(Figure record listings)
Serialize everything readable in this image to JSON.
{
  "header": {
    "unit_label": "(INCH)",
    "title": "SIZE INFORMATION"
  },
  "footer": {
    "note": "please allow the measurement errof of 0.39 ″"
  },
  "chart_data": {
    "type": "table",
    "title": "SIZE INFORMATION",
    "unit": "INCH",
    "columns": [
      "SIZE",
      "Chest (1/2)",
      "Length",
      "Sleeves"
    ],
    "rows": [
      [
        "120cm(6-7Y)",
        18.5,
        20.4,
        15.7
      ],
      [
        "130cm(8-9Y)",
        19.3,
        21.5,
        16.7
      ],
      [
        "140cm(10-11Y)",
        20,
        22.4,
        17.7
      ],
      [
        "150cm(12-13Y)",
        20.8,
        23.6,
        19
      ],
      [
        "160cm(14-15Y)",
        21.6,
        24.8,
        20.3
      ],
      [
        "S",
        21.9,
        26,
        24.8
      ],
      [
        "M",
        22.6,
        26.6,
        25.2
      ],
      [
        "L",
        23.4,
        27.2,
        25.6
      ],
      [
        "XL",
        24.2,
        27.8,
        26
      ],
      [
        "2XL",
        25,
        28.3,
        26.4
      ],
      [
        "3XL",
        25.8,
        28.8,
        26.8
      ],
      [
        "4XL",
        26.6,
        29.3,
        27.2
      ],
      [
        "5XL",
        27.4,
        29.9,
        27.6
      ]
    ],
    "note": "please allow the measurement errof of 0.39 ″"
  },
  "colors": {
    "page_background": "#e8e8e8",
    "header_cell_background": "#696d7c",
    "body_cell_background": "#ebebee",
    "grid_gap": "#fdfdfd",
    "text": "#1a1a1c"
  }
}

What is being asked =
Every record should be repeated exactly; please leave none out.

Exercise response =
Serialize everything readable in this image to JSON.
{
  "header": {
    "unit_label": "(INCH)",
    "title": "SIZE INFORMATION"
  },
  "footer": {
    "note": "please allow the measurement errof of 0.39 ″"
  },
  "chart_data": {
    "type": "table",
    "title": "SIZE INFORMATION",
    "unit": "INCH",
    "columns": [
      "SIZE",
      "Chest (1/2)",
      "Length",
      "Sleeves"
    ],
    "rows": [
      [
        "120cm(6-7Y)",
        18.5,
        20.4,
        15.7
      ],
      [
        "130cm(8-9Y)",
        19.3,
        21.5,
        16.7
      ],
      [
        "140cm(10-11Y)",
        20,
        22.4,
        17.7
      ],
      [
        "150cm(12-13Y)",
        20.8,
        23.6,
        19
      ],
      [
        "160cm(14-15Y)",
        21.6,
        24.8,
        20.3
      ],
      [
        "S",
        21.9,
        26,
        24.8
      ],
      [
        "M",
        22.6,
        26.6,
        25.2
      ],
      [
        "L",
        23.4,
        27.2,
        25.6
      ],
      [
        "XL",
        24.2,
        27.8,
        26
      ],
      [
        "2XL",
        25,
        28.3,
        26.4
      ],
      [
        "3XL",
        25.8,
        28.8,
        26.8
      ],
      [
        "4XL",
        26.6,
        29.3,
        27.2
      ],
      [
        "5XL",
        27.4,
        29.9,
        27.6
      ]
    ],
    "note": "please allow the measurement errof of 0.39 ″"
  },
  "colors": {
    "page_background": "#e8e8e8",
    "header_cell_background": "#696d7c",
    "body_cell_background": "#ebebee",
    "grid_gap": "#fdfdfd",
    "text": "#1a1a1c"
  }
}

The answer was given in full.